__Written instruction__:
Please quote every line word for word.

Data records

•••

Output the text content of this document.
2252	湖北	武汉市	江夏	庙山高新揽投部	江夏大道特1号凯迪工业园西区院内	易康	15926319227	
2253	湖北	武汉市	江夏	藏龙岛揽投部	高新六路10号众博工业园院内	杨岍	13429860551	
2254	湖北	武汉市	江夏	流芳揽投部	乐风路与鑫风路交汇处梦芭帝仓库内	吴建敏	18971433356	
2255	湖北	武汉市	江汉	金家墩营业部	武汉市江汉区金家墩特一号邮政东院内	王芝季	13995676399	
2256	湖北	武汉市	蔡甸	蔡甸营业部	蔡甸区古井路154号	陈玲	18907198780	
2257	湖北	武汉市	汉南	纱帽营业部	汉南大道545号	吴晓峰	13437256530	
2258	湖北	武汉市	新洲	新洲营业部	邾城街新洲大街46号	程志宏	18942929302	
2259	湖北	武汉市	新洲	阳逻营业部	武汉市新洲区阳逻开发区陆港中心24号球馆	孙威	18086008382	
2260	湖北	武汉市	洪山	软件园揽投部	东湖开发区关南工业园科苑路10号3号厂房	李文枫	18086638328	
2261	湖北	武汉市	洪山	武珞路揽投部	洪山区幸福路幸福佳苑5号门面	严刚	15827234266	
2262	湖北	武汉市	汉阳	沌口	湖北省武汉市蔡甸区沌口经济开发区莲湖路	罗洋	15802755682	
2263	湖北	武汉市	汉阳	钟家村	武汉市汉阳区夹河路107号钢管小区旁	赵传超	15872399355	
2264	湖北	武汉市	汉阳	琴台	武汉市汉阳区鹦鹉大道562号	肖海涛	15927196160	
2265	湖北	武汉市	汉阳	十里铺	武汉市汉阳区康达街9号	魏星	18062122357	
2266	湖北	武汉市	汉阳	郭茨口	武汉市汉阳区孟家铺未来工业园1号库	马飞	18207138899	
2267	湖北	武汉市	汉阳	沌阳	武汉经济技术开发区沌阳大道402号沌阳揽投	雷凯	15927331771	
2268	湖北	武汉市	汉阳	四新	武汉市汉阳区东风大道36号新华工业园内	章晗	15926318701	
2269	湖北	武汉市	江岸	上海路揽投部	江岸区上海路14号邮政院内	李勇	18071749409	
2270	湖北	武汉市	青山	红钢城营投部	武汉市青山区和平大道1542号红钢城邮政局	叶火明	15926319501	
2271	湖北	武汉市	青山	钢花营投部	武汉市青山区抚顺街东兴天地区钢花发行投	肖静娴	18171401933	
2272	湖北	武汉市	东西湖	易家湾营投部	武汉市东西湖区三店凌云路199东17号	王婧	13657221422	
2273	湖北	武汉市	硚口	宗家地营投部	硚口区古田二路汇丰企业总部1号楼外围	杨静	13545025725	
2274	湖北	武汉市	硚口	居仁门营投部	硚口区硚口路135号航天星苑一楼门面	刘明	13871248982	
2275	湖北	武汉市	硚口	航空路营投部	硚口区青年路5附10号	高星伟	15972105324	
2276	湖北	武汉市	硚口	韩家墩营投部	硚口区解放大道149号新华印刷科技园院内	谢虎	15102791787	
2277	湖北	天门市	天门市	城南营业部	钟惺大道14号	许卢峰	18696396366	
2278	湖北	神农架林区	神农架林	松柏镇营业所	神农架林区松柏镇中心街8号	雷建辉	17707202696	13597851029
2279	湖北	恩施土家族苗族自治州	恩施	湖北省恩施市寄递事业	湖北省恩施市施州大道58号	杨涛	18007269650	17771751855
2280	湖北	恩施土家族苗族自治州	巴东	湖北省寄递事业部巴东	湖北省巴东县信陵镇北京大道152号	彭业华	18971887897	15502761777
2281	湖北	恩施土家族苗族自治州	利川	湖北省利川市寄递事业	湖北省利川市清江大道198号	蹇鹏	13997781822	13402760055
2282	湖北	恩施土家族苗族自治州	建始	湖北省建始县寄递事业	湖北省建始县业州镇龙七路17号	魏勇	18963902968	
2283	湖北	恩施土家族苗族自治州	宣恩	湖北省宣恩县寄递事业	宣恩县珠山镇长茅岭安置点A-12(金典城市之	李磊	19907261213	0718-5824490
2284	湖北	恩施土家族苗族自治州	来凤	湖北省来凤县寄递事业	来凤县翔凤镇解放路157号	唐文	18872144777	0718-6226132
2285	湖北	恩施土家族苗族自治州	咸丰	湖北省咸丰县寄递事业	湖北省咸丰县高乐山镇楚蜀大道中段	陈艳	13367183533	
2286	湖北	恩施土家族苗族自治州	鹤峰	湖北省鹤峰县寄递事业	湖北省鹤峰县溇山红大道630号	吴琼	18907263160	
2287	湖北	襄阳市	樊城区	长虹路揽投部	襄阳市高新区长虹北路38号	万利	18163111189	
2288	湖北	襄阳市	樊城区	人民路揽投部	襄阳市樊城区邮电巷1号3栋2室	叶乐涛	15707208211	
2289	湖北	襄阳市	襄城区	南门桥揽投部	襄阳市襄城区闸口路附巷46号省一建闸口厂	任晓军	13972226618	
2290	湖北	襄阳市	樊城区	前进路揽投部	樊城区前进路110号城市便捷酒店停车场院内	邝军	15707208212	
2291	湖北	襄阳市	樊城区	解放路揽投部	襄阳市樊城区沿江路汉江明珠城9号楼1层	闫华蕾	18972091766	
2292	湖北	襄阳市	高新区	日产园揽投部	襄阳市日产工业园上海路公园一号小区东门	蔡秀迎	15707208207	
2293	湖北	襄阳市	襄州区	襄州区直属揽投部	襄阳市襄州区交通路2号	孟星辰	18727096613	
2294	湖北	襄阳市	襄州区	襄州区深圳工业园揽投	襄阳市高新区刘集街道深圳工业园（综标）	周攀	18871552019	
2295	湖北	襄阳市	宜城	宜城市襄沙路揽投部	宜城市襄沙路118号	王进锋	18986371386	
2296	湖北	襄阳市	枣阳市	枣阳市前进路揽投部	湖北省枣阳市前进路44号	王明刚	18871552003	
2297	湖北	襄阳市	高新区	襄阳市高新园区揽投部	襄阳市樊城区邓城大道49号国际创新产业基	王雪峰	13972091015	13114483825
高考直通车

•••

__Answer to the exercise__:
Output the text content of this document.
2252	湖北	武汉市	江夏	庙山高新揽投部	江夏大道特1号凯迪工业园西区院内	易康	15926319227	
2253	湖北	武汉市	江夏	藏龙岛揽投部	高新六路10号众博工业园院内	杨岍	13429860551	
2254	湖北	武汉市	江夏	流芳揽投部	乐风路与鑫风路交汇处梦芭帝仓库内	吴建敏	18971433356	
2255	湖北	武汉市	江汉	金家墩营业部	武汉市江汉区金家墩特一号邮政东院内	王芝季	13995676399	
2256	湖北	武汉市	蔡甸	蔡甸营业部	蔡甸区古井路154号	陈玲	18907198780	
2257	湖北	武汉市	汉南	纱帽营业部	汉南大道545号	吴晓峰	13437256530	
2258	湖北	武汉市	新洲	新洲营业部	邾城街新洲大街46号	程志宏	18942929302	
2259	湖北	武汉市	新洲	阳逻营业部	武汉市新洲区阳逻开发区陆港中心24号球馆	孙威	18086008382	
2260	湖北	武汉市	洪山	软件园揽投部	东湖开发区关南工业园科苑路10号3号厂房	李文枫	18086638328	
2261	湖北	武汉市	洪山	武珞路揽投部	洪山区幸福路幸福佳苑5号门面	严刚	15827234266	
2262	湖北	武汉市	汉阳	沌口	湖北省武汉市蔡甸区沌口经济开发区莲湖路	罗洋	15802755682	
2263	湖北	武汉市	汉阳	钟家村	武汉市汉阳区夹河路107号钢管小区旁	赵传超	15872399355	
2264	湖北	武汉市	汉阳	琴台	武汉市汉阳区鹦鹉大道562号	肖海涛	15927196160	
2265	湖北	武汉市	汉阳	十里铺	武汉市汉阳区康达街9号	魏星	18062122357	
2266	湖北	武汉市	汉阳	郭茨口	武汉市汉阳区孟家铺未来工业园1号库	马飞	18207138899	
2267	湖北	武汉市	汉阳	沌阳	武汉经济技术开发区沌阳大道402号沌阳揽投	雷凯	15927331771	
2268	湖北	武汉市	汉阳	四新	武汉市汉阳区东风大道36号新华工业园内	章晗	15926318701	
2269	湖北	武汉市	江岸	上海路揽投部	江岸区上海路14号邮政院内	李勇	18071749409	
2270	湖北	武汉市	青山	红钢城营投部	武汉市青山区和平大道1542号红钢城邮政局	叶火明	15926319501	
2271	湖北	武汉市	青山	钢花营投部	武汉市青山区抚顺街东兴天地区钢花发行投	肖静娴	18171401933	
2272	湖北	武汉市	东西湖	易家湾营投部	武汉市东西湖区三店凌云路199东17号	王婧	13657221422	
2273	湖北	武汉市	硚口	宗家地营投部	硚口区古田二路汇丰企业总部1号楼外围	杨静	13545025725	
2274	湖北	武汉市	硚口	居仁门营投部	硚口区硚口路135号航天星苑一楼门面	刘明	13871248982	
2275	湖北	武汉市	硚口	航空路营投部	硚口区青年路5附10号	高星伟	15972105324	
2276	湖北	武汉市	硚口	韩家墩营投部	硚口区解放大道149号新华印刷科技园院内	谢虎	15102791787	
2277	湖北	天门市	天门市	城南营业部	钟惺大道14号	许卢峰	18696396366	
2278	湖北	神农架林区	神农架林	松柏镇营业所	神农架林区松柏镇中心街8号	雷建辉	17707202696	13597851029
2279	湖北	恩施土家族苗族自治州	恩施	湖北省恩施市寄递事业	湖北省恩施市施州大道58号	杨涛	18007269650	17771751855
2280	湖北	恩施土家族苗族自治州	巴东	湖北省寄递事业部巴东	湖北省巴东县信陵镇北京大道152号	彭业华	18971887897	15502761777
2281	湖北	恩施土家族苗族自治州	利川	湖北省利川市寄递事业	湖北省利川市清江大道198号	蹇鹏	13997781822	13402760055
2282	湖北	恩施土家族苗族自治州	建始	湖北省建始县寄递事业	湖北省建始县业州镇龙七路17号	魏勇	18963902968	
2283	湖北	恩施土家族苗族自治州	宣恩	湖北省宣恩县寄递事业	宣恩县珠山镇长茅岭安置点A-12(金典城市之	李磊	19907261213	0718-5824490
2284	湖北	恩施土家族苗族自治州	来凤	湖北省来凤县寄递事业	来凤县翔凤镇解放路157号	唐文	18872144777	0718-6226132
2285	湖北	恩施土家族苗族自治州	咸丰	湖北省咸丰县寄递事业	湖北省咸丰县高乐山镇楚蜀大道中段	陈艳	13367183533	
2286	湖北	恩施土家族苗族自治州	鹤峰	湖北省鹤峰县寄递事业	湖北省鹤峰县溇山红大道630号	吴琼	18907263160	
2287	湖北	襄阳市	樊城区	长虹路揽投部	襄阳市高新区长虹北路38号	万利	18163111189	
2288	湖北	襄阳市	樊城区	人民路揽投部	襄阳市樊城区邮电巷1号3栋2室	叶乐涛	15707208211	
2289	湖北	襄阳市	襄城区	南门桥揽投部	襄阳市襄城区闸口路附巷46号省一建闸口厂	任晓军	13972226618	
2290	湖北	襄阳市	樊城区	前进路揽投部	樊城区前进路110号城市便捷酒店停车场院内	邝军	15707208212	
2291	湖北	襄阳市	樊城区	解放路揽投部	襄阳市樊城区沿江路汉江明珠城9号楼1层	闫华蕾	18972091766	
2292	湖北	襄阳市	高新区	日产园揽投部	襄阳市日产工业园上海路公园一号小区东门	蔡秀迎	15707208207	
2293	湖北	襄阳市	襄州区	襄州区直属揽投部	襄阳市襄州区交通路2号	孟星辰	18727096613	
2294	湖北	襄阳市	襄州区	襄州区深圳工业园揽投	襄阳市高新区刘集街道深圳工业园（综标）	周攀	18871552019	
2295	湖北	襄阳市	宜城	宜城市襄沙路揽投部	宜城市襄沙路118号	王进锋	18986371386	
2296	湖北	襄阳市	枣阳市	枣阳市前进路揽投部	湖北省枣阳市前进路44号	王明刚	18871552003	
2297	湖北	襄阳市	高新区	襄阳市高新园区揽投部	襄阳市樊城区邓城大道49号国际创新产业基	王雪峰	13972091015	13114483825
高考直通车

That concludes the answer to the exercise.